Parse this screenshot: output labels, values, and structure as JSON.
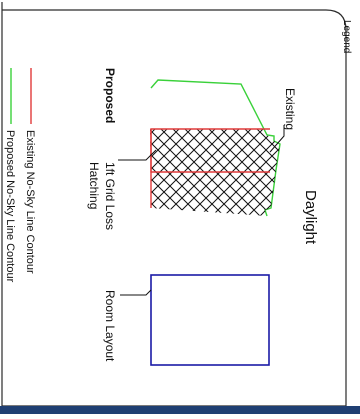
{
  "legend": {
    "title": "Legend",
    "heading": "Daylight",
    "labels": {
      "existing": "Existing",
      "proposed": "Proposed",
      "grid_loss_line1": "1ft Grid Loss",
      "grid_loss_line2": "Hatching",
      "room_layout": "Room Layout"
    },
    "key": [
      {
        "label": "Existing No-Sky Line Contour",
        "color": "#e03a3a"
      },
      {
        "label": "Proposed No-Sky Line Contour",
        "color": "#3ad13a"
      }
    ]
  },
  "colors": {
    "existing": "#e03a3a",
    "proposed": "#3ad13a",
    "room": "#1a1aa6",
    "hatch": "#111111",
    "footer_bar": "#1f3f73"
  }
}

================

BRIEF — Quote the material in full and exactly; do not carry over its pictures.

RESPONSE TO THIS EXERCISE —
Parse this screenshot: output labels, values, and structure as JSON.
{
  "legend": {
    "title": "Legend",
    "heading": "Daylight",
    "labels": {
      "existing": "Existing",
      "proposed": "Proposed",
      "grid_loss_line1": "1ft Grid Loss",
      "grid_loss_line2": "Hatching",
      "room_layout": "Room Layout"
    },
    "key": [
      {
        "label": "Existing No-Sky Line Contour",
        "color": "#e03a3a"
      },
      {
        "label": "Proposed No-Sky Line Contour",
        "color": "#3ad13a"
      }
    ]
  },
  "colors": {
    "existing": "#e03a3a",
    "proposed": "#3ad13a",
    "room": "#1a1aa6",
    "hatch": "#111111",
    "footer_bar": "#1f3f73"
  }
}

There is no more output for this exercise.